▶ [WORK TO DO]
Copy out each of the following rows character for character, keeping them in the same order.

▶ [RECORDS PROVIDED]
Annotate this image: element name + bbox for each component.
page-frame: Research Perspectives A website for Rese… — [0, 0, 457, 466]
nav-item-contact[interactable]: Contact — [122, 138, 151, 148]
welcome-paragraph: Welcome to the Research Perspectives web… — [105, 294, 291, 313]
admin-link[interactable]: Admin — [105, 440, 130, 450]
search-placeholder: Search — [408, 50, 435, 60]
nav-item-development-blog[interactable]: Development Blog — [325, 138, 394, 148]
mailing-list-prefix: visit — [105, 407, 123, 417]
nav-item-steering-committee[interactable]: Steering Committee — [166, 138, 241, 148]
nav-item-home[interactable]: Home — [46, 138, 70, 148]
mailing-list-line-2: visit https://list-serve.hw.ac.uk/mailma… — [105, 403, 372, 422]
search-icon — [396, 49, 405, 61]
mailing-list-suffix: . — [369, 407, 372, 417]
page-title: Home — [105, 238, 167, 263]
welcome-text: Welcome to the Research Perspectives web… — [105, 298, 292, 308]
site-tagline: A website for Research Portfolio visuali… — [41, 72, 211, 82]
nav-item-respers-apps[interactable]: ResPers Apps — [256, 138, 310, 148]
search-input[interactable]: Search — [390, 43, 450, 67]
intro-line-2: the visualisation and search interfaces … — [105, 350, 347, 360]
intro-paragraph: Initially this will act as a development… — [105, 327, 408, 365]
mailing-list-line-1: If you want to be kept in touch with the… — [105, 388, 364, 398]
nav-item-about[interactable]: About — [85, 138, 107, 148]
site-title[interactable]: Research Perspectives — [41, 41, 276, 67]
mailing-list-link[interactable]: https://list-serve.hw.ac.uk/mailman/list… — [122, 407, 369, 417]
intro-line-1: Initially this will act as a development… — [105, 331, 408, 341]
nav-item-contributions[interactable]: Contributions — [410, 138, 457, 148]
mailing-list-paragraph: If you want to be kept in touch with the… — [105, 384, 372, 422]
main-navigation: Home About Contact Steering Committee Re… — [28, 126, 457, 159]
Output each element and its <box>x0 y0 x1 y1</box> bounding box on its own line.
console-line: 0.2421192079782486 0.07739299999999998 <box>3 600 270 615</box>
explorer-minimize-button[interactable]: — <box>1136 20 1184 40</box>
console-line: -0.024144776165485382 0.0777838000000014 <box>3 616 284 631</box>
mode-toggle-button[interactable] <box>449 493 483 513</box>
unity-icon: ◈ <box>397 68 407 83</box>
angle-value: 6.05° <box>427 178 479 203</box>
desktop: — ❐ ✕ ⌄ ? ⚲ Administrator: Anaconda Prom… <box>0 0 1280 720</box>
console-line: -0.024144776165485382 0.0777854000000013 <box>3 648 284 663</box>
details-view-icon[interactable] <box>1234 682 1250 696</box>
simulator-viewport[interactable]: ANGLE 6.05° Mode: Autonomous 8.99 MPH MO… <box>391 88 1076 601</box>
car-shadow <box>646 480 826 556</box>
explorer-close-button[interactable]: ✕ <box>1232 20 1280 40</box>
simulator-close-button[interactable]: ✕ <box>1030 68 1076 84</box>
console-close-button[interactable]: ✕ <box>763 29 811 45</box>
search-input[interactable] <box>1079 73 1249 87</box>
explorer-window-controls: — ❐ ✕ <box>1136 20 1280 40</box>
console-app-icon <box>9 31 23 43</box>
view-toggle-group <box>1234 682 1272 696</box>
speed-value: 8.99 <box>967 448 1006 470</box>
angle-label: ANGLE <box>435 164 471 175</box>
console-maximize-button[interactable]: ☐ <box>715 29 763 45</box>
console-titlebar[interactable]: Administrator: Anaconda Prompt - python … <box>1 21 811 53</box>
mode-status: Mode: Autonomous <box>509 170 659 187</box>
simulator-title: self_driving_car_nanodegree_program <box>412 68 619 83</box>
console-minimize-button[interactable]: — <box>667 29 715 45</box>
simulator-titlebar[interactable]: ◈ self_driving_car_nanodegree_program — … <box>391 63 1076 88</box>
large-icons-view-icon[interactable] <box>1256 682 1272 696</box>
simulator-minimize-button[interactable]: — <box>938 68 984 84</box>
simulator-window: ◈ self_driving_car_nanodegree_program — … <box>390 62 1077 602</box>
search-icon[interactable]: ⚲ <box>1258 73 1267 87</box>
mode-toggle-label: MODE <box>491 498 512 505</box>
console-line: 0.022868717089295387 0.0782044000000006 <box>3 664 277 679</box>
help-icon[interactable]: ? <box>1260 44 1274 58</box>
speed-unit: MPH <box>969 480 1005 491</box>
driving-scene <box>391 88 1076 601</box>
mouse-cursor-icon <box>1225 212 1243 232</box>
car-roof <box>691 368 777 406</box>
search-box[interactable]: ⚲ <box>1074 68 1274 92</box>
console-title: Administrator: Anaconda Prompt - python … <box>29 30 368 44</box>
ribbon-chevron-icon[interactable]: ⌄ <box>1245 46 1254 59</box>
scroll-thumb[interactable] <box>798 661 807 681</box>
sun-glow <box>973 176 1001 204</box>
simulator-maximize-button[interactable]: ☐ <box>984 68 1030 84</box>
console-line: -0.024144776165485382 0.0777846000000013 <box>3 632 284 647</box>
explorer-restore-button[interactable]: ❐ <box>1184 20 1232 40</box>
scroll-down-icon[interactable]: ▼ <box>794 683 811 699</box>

▶ [SOLVED EXERCISE]
Annotate this image: element name + bbox for each component.
page-frame: Research Perspectives A website for Rese… — [0, 0, 457, 466]
nav-item-contact[interactable]: Contact — [122, 138, 151, 148]
welcome-paragraph: Welcome to the Research Perspectives web… — [105, 294, 291, 313]
admin-link[interactable]: Admin — [105, 440, 130, 450]
search-placeholder: Search — [408, 50, 435, 60]
nav-item-development-blog[interactable]: Development Blog — [325, 138, 394, 148]
mailing-list-prefix: visit — [105, 407, 123, 417]
nav-item-steering-committee[interactable]: Steering Committee — [166, 138, 241, 148]
nav-item-home[interactable]: Home — [46, 138, 70, 148]
mailing-list-line-2: visit https://list-serve.hw.ac.uk/mailma… — [105, 403, 372, 422]
search-icon — [396, 49, 405, 61]
mailing-list-suffix: . — [369, 407, 372, 417]
page-title: Home — [105, 238, 167, 263]
welcome-text: Welcome to the Research Perspectives web… — [105, 298, 292, 308]
site-tagline: A website for Research Portfolio visuali… — [41, 72, 211, 82]
nav-item-respers-apps[interactable]: ResPers Apps — [256, 138, 310, 148]
search-input[interactable]: Search — [390, 43, 450, 67]
intro-line-2: the visualisation and search interfaces … — [105, 350, 347, 360]
intro-paragraph: Initially this will act as a development… — [105, 327, 408, 365]
mailing-list-line-1: If you want to be kept in touch with the… — [105, 388, 364, 398]
nav-item-about[interactable]: About — [85, 138, 107, 148]
site-title[interactable]: Research Perspectives — [41, 41, 276, 67]
mailing-list-link[interactable]: https://list-serve.hw.ac.uk/mailman/list… — [122, 407, 369, 417]
intro-line-1: Initially this will act as a development… — [105, 331, 408, 341]
nav-item-contributions[interactable]: Contributions — [410, 138, 457, 148]
mailing-list-paragraph: If you want to be kept in touch with the… — [105, 384, 372, 422]
main-navigation: Home About Contact Steering Committee Re… — [28, 126, 457, 159]
Output each element and its <box>x0 y0 x1 y1</box> bounding box on its own line.
console-line: 0.2421192079782486 0.07739299999999998 <box>3 600 270 615</box>
explorer-minimize-button[interactable]: — <box>1136 20 1184 40</box>
console-line: -0.024144776165485382 0.0777838000000014 <box>3 616 284 631</box>
mode-toggle-button[interactable] <box>449 493 483 513</box>
unity-icon: ◈ <box>397 68 407 83</box>
angle-value: 6.05° <box>427 178 479 203</box>
desktop: — ❐ ✕ ⌄ ? ⚲ Administrator: Anaconda Prom… <box>0 0 1280 720</box>
console-line: -0.024144776165485382 0.0777854000000013 <box>3 648 284 663</box>
details-view-icon[interactable] <box>1234 682 1250 696</box>
simulator-viewport[interactable]: ANGLE 6.05° Mode: Autonomous 8.99 MPH MO… <box>391 88 1076 601</box>
car-shadow <box>646 480 826 556</box>
explorer-close-button[interactable]: ✕ <box>1232 20 1280 40</box>
simulator-close-button[interactable]: ✕ <box>1030 68 1076 84</box>
console-close-button[interactable]: ✕ <box>763 29 811 45</box>
search-input[interactable] <box>1079 73 1249 87</box>
explorer-window-controls: — ❐ ✕ <box>1136 20 1280 40</box>
console-app-icon <box>9 31 23 43</box>
view-toggle-group <box>1234 682 1272 696</box>
speed-value: 8.99 <box>967 448 1006 470</box>
angle-label: ANGLE <box>435 164 471 175</box>
console-maximize-button[interactable]: ☐ <box>715 29 763 45</box>
console-titlebar[interactable]: Administrator: Anaconda Prompt - python … <box>1 21 811 53</box>
mode-status: Mode: Autonomous <box>509 170 659 187</box>
simulator-title: self_driving_car_nanodegree_program <box>412 68 619 83</box>
console-minimize-button[interactable]: — <box>667 29 715 45</box>
simulator-titlebar[interactable]: ◈ self_driving_car_nanodegree_program — … <box>391 63 1076 88</box>
large-icons-view-icon[interactable] <box>1256 682 1272 696</box>
simulator-minimize-button[interactable]: — <box>938 68 984 84</box>
simulator-window: ◈ self_driving_car_nanodegree_program — … <box>390 62 1077 602</box>
search-icon[interactable]: ⚲ <box>1258 73 1267 87</box>
mode-toggle-label: MODE <box>491 498 512 505</box>
console-line: 0.022868717089295387 0.0782044000000006 <box>3 664 277 679</box>
help-icon[interactable]: ? <box>1260 44 1274 58</box>
speed-unit: MPH <box>969 480 1005 491</box>
driving-scene <box>391 88 1076 601</box>
mouse-cursor-icon <box>1225 212 1243 232</box>
car-roof <box>691 368 777 406</box>
search-box[interactable]: ⚲ <box>1074 68 1274 92</box>
console-title: Administrator: Anaconda Prompt - python … <box>29 30 368 44</box>
ribbon-chevron-icon[interactable]: ⌄ <box>1245 46 1254 59</box>
scroll-thumb[interactable] <box>798 661 807 681</box>
sun-glow <box>973 176 1001 204</box>
simulator-maximize-button[interactable]: ☐ <box>984 68 1030 84</box>
console-line: -0.024144776165485382 0.0777846000000013 <box>3 632 284 647</box>
explorer-restore-button[interactable]: ❐ <box>1184 20 1232 40</box>
scroll-down-icon[interactable]: ▼ <box>794 683 811 699</box>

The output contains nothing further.